>>>>>

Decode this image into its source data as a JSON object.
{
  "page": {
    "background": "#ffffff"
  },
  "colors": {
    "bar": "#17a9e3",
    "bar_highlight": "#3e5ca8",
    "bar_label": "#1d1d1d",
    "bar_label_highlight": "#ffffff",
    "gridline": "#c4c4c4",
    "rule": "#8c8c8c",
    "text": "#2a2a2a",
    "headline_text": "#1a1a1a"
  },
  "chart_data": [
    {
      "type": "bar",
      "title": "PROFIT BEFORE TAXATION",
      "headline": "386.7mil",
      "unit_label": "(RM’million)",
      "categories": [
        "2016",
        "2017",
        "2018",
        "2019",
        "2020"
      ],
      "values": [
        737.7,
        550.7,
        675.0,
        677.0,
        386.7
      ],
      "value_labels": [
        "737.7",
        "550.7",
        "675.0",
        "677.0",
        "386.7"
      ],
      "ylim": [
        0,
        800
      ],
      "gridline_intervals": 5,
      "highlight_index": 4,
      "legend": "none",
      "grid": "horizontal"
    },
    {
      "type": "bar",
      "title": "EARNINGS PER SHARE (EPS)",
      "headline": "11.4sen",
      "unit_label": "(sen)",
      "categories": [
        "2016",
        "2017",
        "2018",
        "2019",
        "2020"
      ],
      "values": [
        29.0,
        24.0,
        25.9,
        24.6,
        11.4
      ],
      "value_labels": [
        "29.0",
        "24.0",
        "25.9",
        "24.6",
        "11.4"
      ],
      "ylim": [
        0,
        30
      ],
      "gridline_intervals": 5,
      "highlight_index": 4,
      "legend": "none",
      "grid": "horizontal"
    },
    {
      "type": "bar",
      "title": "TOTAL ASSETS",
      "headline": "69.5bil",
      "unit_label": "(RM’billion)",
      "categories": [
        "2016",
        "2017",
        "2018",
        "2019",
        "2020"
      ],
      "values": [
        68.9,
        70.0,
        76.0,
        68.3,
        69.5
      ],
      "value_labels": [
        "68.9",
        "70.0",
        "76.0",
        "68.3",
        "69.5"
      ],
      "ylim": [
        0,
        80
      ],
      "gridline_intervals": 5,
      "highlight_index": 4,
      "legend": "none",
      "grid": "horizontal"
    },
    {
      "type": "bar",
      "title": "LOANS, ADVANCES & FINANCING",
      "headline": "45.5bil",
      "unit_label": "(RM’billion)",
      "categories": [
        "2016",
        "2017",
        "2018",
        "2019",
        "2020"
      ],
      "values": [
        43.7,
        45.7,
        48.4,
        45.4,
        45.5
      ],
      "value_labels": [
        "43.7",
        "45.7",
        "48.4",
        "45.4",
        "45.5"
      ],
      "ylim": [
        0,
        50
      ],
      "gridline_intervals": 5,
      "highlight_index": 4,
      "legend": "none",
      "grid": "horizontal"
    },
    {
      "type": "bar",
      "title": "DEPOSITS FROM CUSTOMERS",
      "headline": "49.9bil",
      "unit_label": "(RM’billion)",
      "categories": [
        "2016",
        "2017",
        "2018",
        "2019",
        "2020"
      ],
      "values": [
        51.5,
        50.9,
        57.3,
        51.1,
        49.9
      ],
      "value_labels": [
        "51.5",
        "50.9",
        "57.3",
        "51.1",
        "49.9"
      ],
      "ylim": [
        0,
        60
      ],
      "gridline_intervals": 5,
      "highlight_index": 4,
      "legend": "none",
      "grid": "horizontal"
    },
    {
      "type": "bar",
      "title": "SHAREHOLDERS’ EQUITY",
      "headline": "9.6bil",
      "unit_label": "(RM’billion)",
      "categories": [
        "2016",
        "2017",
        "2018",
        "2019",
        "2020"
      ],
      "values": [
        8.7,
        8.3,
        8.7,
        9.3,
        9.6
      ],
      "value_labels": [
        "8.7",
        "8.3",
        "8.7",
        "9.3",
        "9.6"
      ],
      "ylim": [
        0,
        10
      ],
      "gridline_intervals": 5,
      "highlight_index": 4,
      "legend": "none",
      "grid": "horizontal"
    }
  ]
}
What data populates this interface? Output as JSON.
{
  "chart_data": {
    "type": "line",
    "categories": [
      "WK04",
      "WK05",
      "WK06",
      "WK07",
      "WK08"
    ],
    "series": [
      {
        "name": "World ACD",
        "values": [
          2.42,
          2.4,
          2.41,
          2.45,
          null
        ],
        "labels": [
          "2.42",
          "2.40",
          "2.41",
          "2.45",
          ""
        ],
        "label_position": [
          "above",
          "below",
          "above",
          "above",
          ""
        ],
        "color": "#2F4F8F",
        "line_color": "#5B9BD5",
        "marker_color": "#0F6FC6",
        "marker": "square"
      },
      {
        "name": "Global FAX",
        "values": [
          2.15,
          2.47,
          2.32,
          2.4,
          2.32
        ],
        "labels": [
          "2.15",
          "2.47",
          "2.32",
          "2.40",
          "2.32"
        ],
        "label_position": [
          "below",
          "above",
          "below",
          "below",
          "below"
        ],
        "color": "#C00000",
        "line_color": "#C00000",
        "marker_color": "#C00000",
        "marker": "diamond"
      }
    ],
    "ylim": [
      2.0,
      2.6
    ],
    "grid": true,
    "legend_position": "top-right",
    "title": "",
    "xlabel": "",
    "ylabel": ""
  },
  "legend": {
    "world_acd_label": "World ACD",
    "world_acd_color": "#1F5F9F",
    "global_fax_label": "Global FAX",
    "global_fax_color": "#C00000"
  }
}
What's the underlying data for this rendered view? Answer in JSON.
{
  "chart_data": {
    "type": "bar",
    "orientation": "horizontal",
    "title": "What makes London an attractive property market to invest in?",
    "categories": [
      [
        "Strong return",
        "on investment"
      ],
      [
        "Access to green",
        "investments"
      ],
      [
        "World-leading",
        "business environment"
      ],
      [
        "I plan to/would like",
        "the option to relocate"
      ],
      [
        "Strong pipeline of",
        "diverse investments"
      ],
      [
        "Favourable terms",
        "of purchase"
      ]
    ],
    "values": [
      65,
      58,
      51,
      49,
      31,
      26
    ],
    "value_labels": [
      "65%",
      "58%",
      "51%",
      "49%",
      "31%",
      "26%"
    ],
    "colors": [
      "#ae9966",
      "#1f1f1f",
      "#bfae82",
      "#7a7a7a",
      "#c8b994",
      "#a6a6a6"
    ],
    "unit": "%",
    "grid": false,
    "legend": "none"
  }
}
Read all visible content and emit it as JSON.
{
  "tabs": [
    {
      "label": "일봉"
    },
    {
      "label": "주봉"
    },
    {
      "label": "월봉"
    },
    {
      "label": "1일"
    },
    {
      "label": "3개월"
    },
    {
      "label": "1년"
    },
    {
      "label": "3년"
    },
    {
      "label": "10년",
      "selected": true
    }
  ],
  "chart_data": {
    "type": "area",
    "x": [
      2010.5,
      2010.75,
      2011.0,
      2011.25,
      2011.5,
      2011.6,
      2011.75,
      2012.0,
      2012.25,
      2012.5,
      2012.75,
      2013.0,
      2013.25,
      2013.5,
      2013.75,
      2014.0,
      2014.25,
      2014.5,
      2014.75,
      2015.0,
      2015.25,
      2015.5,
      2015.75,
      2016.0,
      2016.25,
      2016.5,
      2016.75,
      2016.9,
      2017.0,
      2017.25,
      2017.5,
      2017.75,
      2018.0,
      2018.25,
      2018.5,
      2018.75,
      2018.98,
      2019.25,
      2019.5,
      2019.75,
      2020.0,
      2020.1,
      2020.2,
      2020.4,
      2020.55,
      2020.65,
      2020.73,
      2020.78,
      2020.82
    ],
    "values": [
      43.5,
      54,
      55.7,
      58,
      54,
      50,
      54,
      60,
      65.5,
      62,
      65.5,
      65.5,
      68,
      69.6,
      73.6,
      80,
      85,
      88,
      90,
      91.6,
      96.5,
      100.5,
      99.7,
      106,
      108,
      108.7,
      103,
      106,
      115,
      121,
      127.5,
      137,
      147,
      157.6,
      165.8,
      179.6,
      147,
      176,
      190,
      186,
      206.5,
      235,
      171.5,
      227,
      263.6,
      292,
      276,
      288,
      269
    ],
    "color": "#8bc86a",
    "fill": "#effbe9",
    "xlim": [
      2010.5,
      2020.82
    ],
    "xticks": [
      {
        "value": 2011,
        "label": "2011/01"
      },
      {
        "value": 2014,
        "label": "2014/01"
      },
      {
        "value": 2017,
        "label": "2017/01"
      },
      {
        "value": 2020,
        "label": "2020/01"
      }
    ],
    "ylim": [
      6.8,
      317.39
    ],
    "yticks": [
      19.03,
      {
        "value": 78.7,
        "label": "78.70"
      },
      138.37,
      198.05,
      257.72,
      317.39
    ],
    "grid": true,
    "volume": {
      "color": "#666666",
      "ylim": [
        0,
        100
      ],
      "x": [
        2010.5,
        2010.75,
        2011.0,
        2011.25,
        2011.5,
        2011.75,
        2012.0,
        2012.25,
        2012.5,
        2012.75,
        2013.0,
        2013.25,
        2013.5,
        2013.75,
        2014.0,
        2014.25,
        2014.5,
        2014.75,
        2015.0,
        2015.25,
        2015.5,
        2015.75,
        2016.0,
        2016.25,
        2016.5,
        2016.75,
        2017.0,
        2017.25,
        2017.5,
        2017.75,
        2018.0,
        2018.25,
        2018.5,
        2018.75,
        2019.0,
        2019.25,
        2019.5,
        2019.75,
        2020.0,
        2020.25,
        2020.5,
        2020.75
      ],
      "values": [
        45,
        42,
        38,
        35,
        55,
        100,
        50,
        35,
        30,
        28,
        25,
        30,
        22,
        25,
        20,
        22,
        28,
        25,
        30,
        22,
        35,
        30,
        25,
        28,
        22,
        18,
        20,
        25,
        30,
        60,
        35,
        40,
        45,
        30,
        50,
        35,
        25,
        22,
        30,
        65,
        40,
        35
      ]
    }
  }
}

<<<<<

Check each line of these records for the string "this" and state only how many lines have it.

3